**Task list:**
1. Answer these questions from the José Antonio Saro profile:
(a) In what year did Saro join Racing de Santander?
(b) Against which team did he make his professional debut?
(c) On what date was he sacked by Ponferradina?
2. List every team in the senior career section of the José Antonio Saro profile.
3. Please reproduce the José Antonio Saro profile from "José Antonio Saro Palleiro (born" up to and including "latter in 1966.".

**Document extract:**
*** Block opens ***
José Antonio Saro

Personal information
- Full name: José Antonio Saro Palleiro
- Date of birth: 10 January 1938 (age 87)
- Place of birth: Santander, Spain
- Position(s): Winger

Youth career
- 1954–1955: Racing Santander

Senior career*
- Years: Team / Apps / (Gls)
- 1955–1959: Rayo Cantabria
- 1959–1960: Gimnástica Torrelavega
- 1960–1961: Celta Vigo / 6 / (0)
- 1961–1965: Salamanca / 50 / (5)
- 1965–1966: Murcia / 4 / (1)

Managerial career
- 1966–1968: Cayón
- Rayo Cantabria
- Textil Escudo
- 1975–1976: Laredo
- 1976–1977: Naval
- 1977–1978: Rayo Cantabria
- 1978–1980: Santoña
- 1980–1984: Racing Ferrol
- 1987–1989: Ponferradina
- 1989–1991: Numancia
- 1996–1997: Gimnásica Torrelavega
- 1999–2001: Ponferradina
- 2003–2004: Deportivo Rayo Cantabria

= José Antonio Saro =

Spanish footballer and coach

José Antonio Saro Palleiro (born 10 January 1938) is a Spanish retired footballer who played as a winger, and a current coach.

==Playing career==
Born in Santander, Cantabria, Saro joined Racing de Santander in 1954, aged 16, but only appeared as a senior with the reserves. In 1959, after suffering a serious knee injury and being released, he joined Gimnástica de Torrelavega.

In the 1960 summer Saro moved to Segunda División with Celta de Vigo. He made his professional debut on 25 September, starting in a 2–0 away win against UD Salamanca.

Saro subsequently suffered another injury while at Celta, and after appearing sparingly signed for Salamanca also in the second level. In 1965 he joined fellow league team Real Murcia, retiring with the latter in 1966.

==Post-playing career==
Immediately after retiring Saro was appointed manager of CD Cayón. After spells at Rayo Cantabria, SD Textil Escudo, CD Laredo, Santoña CF and CD Naval, he was named Racing de Ferrol manager in 1980.

Saro left the Galicians in 1984, and was appointed at the helm of SD Ponferradina three years later. In October 1989, shortly after being sacked by the latter, he took charge of CD Numancia, leaving the club in the following year.

Saro was also in charge of Gimnástica de Torrelavega for the 1996–97 campaign, before returning to Ponfe in 1999. He was sacked by the latter on 5 March 2001.
*** Block closes ***
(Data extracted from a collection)
*** Block opens ***
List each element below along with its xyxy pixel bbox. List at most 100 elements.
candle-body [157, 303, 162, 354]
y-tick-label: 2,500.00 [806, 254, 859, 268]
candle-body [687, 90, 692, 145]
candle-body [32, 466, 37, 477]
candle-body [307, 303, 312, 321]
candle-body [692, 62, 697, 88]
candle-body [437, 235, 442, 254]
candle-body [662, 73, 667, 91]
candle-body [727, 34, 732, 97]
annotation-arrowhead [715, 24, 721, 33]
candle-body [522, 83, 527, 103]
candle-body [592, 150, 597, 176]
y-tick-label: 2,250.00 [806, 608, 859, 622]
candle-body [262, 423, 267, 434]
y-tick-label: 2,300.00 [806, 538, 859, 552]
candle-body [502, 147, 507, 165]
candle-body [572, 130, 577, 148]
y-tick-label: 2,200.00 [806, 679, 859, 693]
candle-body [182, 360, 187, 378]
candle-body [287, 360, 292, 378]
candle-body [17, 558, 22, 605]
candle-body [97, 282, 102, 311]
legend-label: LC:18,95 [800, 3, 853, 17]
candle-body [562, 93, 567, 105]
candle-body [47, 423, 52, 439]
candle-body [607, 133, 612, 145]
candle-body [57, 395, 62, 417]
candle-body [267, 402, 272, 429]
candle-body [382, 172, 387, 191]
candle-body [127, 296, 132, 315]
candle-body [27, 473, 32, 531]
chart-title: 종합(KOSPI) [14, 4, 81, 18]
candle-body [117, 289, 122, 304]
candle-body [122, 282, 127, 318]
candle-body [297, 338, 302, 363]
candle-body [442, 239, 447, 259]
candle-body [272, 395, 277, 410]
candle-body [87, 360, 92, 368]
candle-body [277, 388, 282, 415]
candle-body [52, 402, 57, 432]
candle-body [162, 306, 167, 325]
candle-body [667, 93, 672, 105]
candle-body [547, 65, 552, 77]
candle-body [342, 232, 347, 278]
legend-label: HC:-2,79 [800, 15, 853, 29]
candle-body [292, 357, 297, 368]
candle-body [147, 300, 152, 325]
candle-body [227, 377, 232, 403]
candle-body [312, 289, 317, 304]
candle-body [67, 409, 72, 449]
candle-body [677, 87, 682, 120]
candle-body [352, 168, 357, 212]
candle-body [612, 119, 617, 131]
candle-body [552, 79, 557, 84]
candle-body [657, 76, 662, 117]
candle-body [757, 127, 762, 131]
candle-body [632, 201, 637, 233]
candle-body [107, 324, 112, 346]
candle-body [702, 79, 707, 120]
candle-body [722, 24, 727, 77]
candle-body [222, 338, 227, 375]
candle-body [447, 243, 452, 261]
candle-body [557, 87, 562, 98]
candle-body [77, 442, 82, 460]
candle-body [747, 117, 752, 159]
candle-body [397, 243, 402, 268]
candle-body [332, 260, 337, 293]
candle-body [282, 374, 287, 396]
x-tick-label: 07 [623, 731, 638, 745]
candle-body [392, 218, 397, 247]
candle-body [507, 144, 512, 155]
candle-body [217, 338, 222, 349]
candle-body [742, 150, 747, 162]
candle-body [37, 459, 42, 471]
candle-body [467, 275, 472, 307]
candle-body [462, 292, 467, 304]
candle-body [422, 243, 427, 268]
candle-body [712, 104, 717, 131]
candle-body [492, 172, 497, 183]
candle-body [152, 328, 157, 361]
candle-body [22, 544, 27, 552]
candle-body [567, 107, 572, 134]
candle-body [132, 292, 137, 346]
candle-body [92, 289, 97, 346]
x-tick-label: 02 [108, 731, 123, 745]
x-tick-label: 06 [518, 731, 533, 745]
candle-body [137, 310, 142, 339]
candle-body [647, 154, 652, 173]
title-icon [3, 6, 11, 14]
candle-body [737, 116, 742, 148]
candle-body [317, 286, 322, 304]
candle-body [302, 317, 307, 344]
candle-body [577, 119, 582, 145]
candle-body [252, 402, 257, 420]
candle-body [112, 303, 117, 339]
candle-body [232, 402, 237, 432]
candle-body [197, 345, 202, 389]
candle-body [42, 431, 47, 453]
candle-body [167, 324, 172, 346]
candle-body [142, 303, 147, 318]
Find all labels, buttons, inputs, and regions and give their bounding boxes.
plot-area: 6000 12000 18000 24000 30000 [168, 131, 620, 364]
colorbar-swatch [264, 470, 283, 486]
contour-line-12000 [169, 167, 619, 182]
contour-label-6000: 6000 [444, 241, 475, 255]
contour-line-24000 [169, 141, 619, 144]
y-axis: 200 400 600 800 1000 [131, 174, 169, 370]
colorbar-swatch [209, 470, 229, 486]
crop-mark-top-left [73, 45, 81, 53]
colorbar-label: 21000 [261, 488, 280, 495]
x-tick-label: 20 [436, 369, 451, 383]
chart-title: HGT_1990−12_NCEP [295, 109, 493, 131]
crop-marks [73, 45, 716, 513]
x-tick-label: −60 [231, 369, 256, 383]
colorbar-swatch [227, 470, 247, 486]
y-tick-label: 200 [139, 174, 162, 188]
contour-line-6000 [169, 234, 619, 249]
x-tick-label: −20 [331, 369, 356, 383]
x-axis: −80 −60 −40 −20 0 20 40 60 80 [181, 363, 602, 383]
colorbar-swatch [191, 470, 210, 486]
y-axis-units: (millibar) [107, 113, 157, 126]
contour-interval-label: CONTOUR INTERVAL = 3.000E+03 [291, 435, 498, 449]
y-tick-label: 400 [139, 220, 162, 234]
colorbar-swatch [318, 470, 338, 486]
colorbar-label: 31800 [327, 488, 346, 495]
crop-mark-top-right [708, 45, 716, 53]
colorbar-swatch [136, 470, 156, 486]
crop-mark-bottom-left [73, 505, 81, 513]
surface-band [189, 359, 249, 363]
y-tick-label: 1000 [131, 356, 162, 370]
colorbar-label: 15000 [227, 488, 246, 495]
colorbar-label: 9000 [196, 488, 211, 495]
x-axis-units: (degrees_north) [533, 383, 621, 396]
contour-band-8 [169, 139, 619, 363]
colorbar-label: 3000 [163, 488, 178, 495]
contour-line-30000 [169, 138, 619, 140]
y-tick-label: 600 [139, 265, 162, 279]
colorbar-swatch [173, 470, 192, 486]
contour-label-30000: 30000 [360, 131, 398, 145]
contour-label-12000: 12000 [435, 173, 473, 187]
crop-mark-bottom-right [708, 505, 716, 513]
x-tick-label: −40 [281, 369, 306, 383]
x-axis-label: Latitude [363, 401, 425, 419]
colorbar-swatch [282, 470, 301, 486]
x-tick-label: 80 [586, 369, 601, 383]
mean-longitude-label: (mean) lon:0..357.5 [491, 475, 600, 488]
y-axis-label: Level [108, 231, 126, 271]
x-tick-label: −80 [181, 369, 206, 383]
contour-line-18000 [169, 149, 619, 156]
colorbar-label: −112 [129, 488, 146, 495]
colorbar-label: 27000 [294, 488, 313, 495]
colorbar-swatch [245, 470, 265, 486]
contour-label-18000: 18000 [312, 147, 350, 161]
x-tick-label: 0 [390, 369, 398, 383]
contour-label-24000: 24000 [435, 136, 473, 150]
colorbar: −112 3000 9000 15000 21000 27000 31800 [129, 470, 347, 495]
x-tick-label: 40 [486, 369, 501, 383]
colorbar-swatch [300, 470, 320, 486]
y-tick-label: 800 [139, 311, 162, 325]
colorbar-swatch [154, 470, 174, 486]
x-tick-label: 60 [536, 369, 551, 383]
*** Block closes ***
**Task solutions:**
1.
(a) 1954
(b) UD Salamanca
(c) 5 March 2001

2. Rayo Cantabria, Gimnástica Torrelavega, Celta Vigo, Salamanca, Murcia

3.
José Antonio Saro Palleiro (born 10 January 1938) is a Spanish retired footballer who played as a winger, and a current coach.

==Playing career==
Born in Santander, Cantabria, Saro joined Racing de Santander in 1954, aged 16, but only appeared as a senior with the reserves. In 1959, after suffering a serious knee injury and being released, he joined Gimnástica de Torrelavega.

In the 1960 summer Saro moved to Segunda División with Celta de Vigo. He made his professional debut on 25 September, starting in a 2–0 away win against UD Salamanca.

Saro subsequently suffered another injury while at Celta, and after appearing sparingly signed for Salamanca also in the second level. In 1965 he joined fellow league team Real Murcia, retiring with the latter in 1966.